Task directions: Tally the lines containing "nghĩa" and report the number alone.
Start of Given data
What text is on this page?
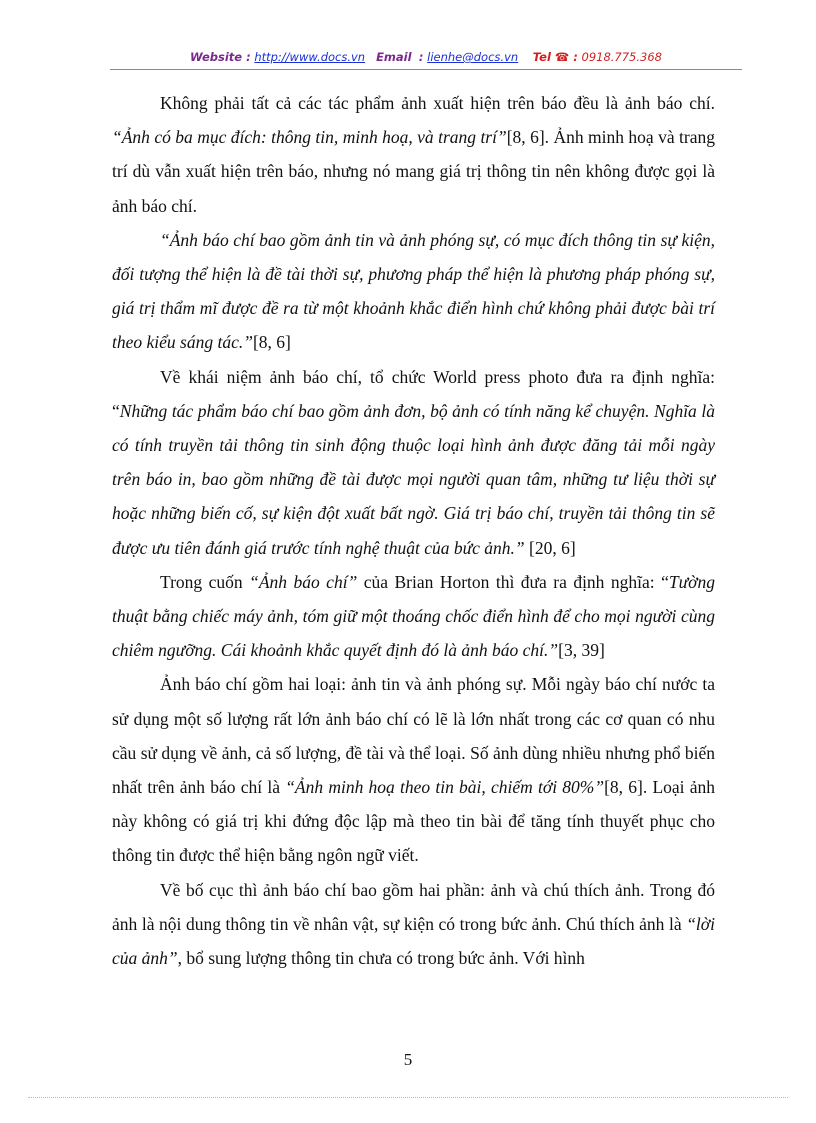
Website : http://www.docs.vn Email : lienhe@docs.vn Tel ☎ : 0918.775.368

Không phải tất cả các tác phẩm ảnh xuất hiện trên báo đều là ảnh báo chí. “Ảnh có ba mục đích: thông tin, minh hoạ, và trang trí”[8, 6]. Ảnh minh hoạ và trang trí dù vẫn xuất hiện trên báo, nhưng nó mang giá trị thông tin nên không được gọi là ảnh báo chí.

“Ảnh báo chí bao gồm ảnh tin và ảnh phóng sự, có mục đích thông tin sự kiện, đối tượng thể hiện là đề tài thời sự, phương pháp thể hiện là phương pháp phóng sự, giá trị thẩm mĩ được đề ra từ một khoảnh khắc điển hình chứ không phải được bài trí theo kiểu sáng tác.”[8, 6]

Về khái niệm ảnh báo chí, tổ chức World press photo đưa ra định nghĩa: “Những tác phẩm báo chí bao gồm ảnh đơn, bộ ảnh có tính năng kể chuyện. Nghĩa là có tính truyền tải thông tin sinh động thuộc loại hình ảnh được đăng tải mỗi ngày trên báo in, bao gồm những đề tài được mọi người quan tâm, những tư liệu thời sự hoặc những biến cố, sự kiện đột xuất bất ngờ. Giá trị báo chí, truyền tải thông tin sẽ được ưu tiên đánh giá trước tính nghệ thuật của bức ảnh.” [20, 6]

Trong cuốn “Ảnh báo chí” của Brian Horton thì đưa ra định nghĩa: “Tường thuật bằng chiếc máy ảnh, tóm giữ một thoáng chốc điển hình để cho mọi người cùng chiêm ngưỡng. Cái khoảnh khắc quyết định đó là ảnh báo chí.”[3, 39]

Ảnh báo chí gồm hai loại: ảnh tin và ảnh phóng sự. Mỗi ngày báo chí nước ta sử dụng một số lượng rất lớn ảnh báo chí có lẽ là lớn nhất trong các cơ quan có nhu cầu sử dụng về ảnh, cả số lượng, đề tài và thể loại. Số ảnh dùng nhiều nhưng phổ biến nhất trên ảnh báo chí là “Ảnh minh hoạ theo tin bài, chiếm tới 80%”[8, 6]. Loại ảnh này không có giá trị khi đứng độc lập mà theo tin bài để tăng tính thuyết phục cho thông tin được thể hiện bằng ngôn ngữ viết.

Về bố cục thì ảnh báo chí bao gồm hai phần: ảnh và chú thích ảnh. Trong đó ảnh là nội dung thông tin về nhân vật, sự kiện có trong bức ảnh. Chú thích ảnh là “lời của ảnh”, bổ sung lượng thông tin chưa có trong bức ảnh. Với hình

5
End of Given data
Start of Given data
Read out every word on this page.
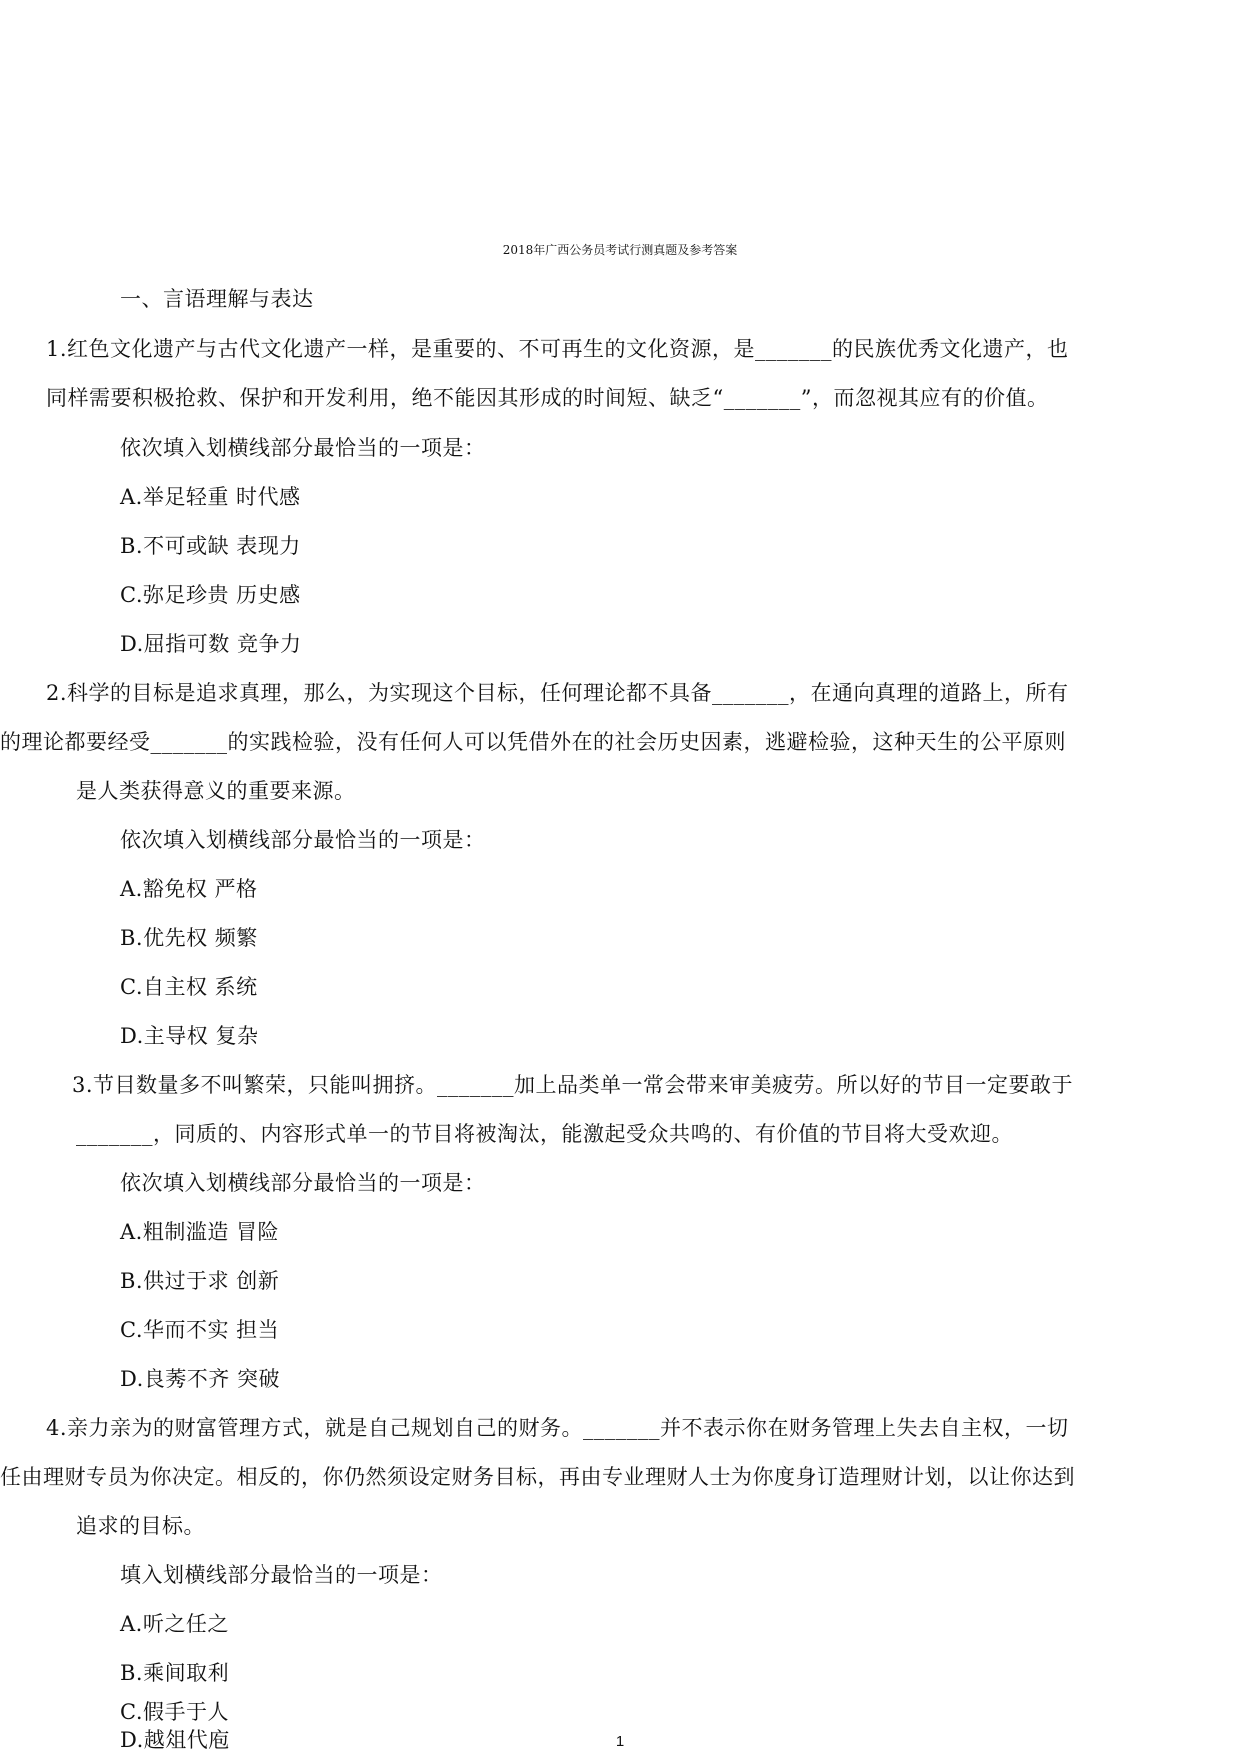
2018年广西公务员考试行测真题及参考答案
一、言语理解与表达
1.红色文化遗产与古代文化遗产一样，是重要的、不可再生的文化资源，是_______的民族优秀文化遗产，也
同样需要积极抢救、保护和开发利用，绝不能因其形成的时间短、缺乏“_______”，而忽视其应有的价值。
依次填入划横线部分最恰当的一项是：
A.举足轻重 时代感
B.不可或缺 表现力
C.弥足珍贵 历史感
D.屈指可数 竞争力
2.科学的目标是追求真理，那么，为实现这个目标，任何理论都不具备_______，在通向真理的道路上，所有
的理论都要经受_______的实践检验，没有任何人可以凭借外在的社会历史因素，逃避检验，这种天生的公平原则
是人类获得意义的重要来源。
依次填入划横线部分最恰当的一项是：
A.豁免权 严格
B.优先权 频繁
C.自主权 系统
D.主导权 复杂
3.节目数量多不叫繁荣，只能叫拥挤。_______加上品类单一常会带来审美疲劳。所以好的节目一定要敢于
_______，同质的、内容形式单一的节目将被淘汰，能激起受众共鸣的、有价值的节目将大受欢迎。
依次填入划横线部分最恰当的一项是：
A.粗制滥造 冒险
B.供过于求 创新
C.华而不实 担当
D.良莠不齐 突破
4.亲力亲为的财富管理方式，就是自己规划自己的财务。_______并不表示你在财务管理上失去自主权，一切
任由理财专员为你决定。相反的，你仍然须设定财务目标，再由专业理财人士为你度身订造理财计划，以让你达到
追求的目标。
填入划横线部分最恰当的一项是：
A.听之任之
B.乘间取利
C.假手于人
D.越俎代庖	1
End of Given data
Final result: 2